___ SUPPLIED MATERIAL

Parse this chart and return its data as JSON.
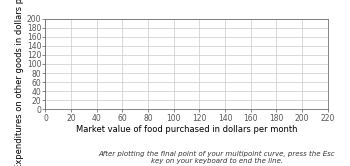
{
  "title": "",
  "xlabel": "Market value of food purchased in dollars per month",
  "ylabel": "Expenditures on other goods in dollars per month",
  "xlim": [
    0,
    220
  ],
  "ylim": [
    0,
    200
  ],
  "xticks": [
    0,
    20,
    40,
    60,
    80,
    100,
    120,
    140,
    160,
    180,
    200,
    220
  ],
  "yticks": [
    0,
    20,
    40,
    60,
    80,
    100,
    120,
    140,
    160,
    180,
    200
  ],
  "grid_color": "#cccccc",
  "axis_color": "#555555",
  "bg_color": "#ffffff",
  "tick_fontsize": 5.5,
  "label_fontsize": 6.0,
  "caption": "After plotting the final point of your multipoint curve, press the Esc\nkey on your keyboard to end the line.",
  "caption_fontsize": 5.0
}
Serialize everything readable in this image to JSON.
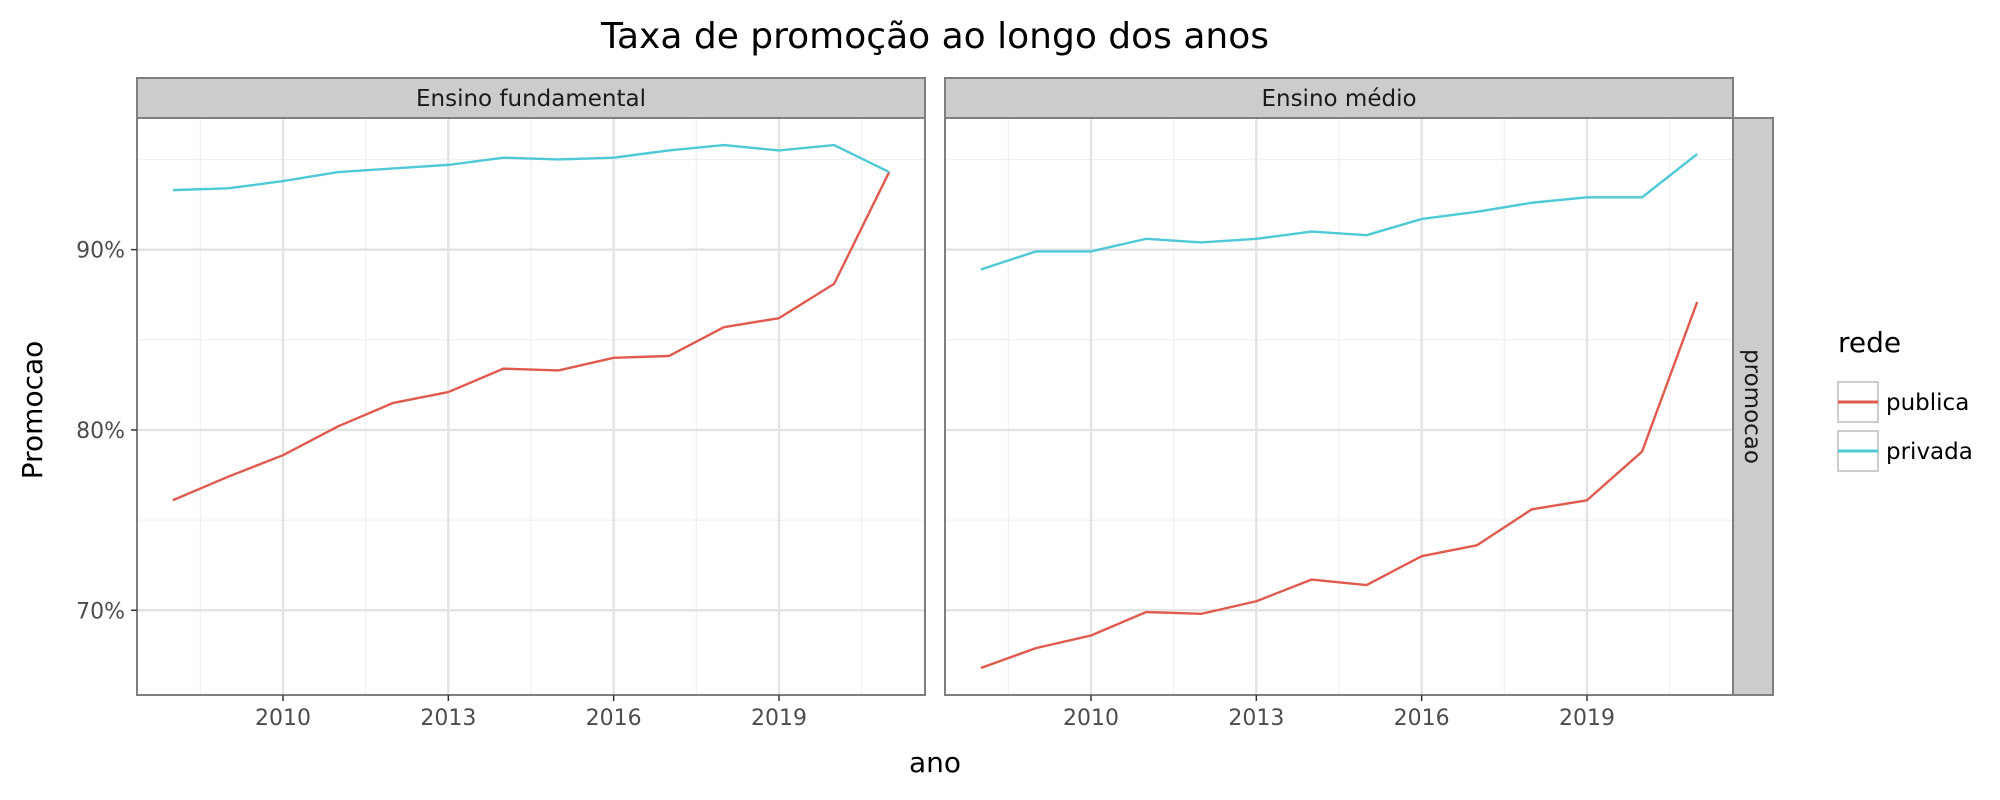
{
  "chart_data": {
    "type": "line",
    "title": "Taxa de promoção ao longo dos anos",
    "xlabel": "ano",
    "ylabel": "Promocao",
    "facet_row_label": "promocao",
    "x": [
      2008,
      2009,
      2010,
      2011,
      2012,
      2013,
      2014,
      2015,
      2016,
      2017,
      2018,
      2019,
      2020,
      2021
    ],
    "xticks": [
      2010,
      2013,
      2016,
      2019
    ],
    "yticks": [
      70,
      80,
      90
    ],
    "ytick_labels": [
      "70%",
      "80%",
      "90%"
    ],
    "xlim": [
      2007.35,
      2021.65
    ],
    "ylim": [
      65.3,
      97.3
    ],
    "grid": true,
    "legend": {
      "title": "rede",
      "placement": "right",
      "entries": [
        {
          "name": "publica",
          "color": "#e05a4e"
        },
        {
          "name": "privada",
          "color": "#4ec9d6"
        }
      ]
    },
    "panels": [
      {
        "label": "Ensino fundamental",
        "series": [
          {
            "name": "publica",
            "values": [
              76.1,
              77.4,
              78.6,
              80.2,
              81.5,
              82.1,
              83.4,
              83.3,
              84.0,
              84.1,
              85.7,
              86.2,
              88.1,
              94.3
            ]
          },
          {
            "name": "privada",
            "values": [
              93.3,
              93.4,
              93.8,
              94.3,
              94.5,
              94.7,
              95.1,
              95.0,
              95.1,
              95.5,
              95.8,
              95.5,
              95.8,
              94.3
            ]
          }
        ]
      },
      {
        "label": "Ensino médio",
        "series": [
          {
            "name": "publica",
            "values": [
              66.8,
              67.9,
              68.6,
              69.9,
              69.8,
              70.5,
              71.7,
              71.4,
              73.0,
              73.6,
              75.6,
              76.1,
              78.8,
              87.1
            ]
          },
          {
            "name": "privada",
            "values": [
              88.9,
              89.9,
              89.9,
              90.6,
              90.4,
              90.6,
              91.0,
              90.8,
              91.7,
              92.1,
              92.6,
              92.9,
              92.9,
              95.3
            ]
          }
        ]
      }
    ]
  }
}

______

> _WHAT IS EXPECTED_
Your answer should be a single number: the count of lines in the entries that contain the word "month".

> _PROBLEM SOLUTION_
2